Records:
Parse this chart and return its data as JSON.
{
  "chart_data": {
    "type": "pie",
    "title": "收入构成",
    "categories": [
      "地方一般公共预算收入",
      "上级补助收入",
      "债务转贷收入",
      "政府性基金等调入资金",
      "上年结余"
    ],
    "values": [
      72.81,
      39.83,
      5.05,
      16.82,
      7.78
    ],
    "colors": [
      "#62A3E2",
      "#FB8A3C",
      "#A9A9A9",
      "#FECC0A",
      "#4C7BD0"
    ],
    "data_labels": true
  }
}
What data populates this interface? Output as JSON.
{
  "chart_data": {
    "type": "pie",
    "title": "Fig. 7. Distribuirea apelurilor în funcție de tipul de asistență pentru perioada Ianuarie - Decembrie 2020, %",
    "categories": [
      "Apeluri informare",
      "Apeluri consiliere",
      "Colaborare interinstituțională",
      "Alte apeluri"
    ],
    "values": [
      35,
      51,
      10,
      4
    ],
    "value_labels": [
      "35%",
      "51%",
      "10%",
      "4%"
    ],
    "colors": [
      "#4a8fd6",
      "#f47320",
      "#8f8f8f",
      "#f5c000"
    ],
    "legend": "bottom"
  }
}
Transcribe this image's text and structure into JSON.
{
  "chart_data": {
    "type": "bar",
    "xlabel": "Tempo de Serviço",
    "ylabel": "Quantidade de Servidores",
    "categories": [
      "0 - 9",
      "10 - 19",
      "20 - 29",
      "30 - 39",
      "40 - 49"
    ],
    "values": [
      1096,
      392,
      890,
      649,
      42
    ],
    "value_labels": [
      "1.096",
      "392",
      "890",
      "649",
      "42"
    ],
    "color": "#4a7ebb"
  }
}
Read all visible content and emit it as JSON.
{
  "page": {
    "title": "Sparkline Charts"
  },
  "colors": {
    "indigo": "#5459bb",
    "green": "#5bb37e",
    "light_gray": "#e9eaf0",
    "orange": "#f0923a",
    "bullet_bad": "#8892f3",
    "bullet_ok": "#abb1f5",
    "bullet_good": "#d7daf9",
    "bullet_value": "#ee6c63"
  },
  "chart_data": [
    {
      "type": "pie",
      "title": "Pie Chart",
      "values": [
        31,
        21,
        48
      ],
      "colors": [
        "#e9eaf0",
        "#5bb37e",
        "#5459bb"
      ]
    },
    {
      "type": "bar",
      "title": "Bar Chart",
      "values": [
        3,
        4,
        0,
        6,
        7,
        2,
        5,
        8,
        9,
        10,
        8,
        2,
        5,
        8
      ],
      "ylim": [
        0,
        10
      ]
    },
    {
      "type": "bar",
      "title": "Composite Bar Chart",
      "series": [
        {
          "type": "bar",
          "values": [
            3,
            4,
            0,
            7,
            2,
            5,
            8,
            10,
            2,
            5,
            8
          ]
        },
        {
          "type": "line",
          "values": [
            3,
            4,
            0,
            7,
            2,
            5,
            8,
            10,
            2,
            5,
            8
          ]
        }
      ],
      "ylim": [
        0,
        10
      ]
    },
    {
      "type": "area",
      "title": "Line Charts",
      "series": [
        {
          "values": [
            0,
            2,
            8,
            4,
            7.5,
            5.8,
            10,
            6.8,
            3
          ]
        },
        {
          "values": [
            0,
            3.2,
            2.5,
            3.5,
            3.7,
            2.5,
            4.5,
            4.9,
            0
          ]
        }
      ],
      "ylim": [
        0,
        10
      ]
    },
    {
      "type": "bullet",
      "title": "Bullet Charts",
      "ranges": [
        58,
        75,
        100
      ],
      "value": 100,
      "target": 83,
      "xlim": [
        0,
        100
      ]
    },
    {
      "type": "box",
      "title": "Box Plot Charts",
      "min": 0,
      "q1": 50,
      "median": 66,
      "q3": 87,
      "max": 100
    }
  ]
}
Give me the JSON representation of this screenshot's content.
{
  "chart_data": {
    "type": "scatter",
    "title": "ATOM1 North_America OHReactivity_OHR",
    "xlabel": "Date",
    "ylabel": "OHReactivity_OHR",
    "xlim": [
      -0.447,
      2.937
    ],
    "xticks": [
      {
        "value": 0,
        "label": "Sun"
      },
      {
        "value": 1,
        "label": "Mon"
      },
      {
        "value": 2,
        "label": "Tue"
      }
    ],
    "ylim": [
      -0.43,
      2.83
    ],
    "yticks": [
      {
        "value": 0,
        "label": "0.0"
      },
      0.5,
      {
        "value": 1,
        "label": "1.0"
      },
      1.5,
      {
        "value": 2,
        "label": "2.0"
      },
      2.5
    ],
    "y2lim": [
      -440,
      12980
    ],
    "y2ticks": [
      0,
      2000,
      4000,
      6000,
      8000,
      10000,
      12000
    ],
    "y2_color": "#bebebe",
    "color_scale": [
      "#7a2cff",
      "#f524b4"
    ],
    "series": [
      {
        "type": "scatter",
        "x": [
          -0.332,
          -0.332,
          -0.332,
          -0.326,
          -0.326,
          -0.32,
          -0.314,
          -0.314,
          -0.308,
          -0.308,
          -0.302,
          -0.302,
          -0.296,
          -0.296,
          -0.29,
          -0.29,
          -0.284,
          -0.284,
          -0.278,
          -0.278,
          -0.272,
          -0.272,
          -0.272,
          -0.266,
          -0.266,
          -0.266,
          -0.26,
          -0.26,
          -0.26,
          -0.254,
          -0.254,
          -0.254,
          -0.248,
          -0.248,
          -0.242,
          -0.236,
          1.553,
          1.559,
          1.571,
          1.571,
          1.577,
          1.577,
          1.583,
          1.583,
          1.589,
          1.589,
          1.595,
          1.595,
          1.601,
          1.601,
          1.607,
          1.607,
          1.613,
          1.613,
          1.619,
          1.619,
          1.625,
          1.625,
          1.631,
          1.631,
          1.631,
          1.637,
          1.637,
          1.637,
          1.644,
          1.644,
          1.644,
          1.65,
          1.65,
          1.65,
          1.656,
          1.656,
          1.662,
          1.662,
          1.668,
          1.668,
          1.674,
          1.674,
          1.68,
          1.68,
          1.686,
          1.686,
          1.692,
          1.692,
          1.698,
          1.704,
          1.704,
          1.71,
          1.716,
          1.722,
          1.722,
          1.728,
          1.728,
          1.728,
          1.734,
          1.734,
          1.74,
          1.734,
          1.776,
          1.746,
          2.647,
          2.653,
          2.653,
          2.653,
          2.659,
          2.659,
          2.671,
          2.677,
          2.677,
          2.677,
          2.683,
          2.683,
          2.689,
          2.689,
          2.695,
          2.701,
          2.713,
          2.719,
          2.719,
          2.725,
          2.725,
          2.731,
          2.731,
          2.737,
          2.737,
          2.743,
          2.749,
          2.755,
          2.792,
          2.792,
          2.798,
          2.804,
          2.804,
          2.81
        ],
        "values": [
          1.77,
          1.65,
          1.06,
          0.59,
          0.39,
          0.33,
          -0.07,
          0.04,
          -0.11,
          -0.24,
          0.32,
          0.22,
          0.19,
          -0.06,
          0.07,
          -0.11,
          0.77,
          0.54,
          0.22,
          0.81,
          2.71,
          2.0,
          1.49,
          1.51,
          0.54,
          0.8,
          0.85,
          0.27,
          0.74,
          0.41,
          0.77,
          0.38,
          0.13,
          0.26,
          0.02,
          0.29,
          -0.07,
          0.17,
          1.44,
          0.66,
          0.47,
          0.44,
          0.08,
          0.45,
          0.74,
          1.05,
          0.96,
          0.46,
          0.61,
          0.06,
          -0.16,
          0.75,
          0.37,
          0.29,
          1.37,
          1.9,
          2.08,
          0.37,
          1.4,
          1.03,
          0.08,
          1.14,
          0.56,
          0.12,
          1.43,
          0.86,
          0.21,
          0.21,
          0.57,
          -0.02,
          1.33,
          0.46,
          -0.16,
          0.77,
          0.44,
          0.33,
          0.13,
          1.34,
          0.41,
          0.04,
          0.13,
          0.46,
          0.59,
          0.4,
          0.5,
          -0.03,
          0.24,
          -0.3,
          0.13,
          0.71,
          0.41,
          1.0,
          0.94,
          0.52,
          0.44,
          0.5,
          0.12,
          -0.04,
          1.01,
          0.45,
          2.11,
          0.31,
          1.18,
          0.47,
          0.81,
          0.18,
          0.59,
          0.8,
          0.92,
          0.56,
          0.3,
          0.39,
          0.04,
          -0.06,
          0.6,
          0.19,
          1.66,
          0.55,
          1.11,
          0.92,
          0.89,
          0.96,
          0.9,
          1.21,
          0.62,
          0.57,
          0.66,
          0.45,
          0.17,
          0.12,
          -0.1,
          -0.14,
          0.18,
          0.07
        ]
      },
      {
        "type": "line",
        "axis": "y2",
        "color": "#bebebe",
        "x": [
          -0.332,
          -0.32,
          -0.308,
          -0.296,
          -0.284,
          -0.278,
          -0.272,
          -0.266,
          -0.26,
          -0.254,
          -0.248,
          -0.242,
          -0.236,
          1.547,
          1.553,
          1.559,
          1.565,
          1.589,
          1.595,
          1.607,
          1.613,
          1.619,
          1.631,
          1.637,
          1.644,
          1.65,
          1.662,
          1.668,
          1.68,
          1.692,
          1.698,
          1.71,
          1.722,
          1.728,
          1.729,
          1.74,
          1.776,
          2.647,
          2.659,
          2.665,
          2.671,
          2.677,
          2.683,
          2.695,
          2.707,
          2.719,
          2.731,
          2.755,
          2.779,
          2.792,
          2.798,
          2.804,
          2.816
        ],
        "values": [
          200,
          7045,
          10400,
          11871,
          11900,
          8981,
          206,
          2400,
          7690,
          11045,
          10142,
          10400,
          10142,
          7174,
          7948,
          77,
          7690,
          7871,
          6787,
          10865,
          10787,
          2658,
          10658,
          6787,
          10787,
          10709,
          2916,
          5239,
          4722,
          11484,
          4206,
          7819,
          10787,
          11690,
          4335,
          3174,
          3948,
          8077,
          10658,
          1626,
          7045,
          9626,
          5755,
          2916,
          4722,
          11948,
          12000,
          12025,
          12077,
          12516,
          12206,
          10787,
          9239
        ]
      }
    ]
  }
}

_GIVEN EXERCISE_
Only lines that contain the word "this" are wanted; copy each of them.

_TASK RESULT_
Parse this chart and return its data as JSON.
What data populates this interface? Output as JSON.
Transcribe this image's text and structure into JSON.
Give me the JSON representation of this screenshot's content.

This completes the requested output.